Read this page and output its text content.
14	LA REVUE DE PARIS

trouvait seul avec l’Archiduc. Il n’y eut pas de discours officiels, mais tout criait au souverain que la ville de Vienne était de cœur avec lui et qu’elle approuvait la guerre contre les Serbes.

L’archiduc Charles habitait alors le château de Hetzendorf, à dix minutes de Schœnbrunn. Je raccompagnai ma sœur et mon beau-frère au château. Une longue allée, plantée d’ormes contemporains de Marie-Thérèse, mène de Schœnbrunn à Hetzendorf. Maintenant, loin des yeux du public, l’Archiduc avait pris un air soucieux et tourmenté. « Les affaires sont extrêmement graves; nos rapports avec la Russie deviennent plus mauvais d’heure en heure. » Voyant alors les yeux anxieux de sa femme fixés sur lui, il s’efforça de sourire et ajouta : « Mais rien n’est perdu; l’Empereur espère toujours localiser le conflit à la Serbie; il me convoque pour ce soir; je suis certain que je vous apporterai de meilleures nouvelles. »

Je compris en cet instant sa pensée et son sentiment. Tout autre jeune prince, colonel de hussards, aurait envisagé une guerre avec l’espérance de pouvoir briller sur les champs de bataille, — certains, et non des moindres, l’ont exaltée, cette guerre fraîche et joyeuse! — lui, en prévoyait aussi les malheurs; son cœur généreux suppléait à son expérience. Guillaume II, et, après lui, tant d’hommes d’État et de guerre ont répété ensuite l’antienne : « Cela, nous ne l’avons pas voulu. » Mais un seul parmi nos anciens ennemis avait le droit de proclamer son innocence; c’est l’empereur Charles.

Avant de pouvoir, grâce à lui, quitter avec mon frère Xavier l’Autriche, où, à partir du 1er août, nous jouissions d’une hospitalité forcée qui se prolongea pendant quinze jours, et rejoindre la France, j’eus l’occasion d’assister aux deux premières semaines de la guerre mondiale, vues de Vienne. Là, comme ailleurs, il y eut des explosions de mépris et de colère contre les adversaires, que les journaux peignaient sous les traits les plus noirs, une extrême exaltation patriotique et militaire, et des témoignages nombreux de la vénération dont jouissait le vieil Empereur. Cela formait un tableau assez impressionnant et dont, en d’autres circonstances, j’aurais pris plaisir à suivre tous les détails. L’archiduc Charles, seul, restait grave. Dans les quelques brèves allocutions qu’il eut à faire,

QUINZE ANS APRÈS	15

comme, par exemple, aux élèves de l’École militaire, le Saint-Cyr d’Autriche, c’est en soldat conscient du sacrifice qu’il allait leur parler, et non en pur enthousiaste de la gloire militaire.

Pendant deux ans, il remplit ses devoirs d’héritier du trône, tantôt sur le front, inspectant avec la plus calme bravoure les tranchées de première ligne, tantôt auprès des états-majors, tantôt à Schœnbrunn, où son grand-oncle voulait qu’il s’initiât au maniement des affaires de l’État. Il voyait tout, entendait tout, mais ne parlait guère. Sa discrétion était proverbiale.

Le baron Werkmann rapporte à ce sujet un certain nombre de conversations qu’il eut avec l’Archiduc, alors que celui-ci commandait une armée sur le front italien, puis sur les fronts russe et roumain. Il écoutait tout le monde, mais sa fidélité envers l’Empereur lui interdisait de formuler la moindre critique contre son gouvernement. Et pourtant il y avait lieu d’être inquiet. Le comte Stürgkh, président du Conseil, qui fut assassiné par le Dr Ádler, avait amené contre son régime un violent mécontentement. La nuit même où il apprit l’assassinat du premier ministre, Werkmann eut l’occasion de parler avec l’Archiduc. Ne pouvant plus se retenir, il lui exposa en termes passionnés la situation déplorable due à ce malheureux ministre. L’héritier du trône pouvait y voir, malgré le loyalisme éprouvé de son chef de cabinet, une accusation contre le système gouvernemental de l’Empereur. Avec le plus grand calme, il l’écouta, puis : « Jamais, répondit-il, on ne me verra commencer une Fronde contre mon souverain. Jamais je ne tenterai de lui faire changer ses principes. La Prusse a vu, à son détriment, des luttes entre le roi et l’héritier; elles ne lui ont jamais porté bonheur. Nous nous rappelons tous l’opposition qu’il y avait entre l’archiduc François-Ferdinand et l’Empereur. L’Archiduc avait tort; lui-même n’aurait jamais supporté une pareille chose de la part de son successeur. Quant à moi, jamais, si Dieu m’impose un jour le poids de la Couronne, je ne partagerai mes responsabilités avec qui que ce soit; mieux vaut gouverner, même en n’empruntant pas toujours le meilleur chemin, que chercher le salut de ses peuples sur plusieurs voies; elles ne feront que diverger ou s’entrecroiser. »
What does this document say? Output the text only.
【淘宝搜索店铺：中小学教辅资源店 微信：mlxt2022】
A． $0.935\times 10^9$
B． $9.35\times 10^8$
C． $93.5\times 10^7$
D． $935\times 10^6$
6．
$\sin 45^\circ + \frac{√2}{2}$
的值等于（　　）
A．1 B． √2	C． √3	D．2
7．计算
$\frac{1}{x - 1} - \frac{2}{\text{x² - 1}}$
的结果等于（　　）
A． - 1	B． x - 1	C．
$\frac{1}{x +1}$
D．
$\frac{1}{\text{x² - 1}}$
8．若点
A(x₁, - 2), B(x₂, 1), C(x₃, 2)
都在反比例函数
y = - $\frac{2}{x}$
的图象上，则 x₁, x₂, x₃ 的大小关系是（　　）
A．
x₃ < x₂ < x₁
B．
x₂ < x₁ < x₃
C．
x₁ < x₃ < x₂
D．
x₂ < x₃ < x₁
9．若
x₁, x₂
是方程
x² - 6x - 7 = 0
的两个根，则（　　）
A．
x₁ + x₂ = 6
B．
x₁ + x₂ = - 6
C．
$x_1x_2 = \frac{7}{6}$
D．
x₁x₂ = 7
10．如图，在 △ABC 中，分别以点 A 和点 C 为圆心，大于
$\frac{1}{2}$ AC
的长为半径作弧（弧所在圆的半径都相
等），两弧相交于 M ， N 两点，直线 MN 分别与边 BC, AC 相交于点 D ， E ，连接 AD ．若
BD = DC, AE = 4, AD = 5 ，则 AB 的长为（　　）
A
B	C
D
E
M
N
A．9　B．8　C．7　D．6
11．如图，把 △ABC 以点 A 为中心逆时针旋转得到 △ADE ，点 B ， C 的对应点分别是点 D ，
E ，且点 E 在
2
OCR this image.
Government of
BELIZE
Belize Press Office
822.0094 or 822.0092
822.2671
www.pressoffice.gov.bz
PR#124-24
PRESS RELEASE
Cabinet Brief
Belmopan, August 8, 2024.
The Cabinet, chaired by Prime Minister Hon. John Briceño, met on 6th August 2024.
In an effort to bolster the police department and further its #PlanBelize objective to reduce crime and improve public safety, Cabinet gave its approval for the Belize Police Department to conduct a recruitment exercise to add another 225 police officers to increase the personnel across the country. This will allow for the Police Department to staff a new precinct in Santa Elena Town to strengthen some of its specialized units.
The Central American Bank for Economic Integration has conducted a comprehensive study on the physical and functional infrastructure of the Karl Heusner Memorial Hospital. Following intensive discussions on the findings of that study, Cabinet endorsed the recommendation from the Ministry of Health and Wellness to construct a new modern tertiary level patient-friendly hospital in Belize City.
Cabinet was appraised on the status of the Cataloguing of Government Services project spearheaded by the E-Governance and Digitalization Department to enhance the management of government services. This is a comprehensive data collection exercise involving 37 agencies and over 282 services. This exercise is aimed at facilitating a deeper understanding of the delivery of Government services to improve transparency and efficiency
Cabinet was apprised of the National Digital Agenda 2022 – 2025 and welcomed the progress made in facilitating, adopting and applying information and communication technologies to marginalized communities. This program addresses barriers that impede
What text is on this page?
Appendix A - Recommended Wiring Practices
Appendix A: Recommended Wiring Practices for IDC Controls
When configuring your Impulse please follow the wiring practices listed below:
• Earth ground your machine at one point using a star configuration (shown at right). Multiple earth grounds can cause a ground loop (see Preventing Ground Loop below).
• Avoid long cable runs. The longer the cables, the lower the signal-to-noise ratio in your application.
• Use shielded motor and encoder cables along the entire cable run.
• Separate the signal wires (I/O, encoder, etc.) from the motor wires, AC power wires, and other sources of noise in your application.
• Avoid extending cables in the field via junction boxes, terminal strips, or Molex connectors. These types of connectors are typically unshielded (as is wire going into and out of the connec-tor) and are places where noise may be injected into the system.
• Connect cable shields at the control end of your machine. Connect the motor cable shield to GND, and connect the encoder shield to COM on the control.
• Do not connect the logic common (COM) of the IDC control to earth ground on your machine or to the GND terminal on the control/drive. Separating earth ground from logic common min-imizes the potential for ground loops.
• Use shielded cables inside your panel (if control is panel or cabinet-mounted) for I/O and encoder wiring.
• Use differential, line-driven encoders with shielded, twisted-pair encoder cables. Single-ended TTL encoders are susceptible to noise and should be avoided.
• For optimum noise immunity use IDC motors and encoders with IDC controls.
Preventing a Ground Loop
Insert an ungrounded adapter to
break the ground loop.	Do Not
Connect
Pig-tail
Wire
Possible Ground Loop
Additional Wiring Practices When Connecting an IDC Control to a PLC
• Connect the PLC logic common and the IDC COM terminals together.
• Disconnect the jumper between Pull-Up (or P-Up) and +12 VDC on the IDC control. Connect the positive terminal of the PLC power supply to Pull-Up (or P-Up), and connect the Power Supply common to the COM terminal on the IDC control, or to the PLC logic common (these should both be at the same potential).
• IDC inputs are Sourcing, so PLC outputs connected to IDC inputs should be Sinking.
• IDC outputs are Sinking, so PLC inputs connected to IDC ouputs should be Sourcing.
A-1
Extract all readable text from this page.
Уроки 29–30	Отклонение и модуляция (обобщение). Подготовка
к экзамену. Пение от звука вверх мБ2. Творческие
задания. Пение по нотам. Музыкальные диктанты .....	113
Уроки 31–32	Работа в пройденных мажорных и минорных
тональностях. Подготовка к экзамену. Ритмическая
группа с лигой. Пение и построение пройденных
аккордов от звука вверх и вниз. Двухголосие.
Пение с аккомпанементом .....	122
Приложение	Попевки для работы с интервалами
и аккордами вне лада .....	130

** TASK DETAILS **
From the line containing "Extract all readable text from this page." down to the final line of the data, write out every line exactly; both the first and last of these belong in your answer, and nothing else does.

** COMPLETED EXERCISE **
Extract all readable text from this page.
Уроки 29–30	Отклонение и модуляция (обобщение). Подготовка
к экзамену. Пение от звука вверх мБ2. Творческие
задания. Пение по нотам. Музыкальные диктанты .....	113
Уроки 31–32	Работа в пройденных мажорных и минорных
тональностях. Подготовка к экзамену. Ритмическая
группа с лигой. Пение и построение пройденных
аккордов от звука вверх и вниз. Двухголосие.
Пение с аккомпанементом .....	122
Приложение	Попевки для работы с интервалами
и аккордами вне лада .....	130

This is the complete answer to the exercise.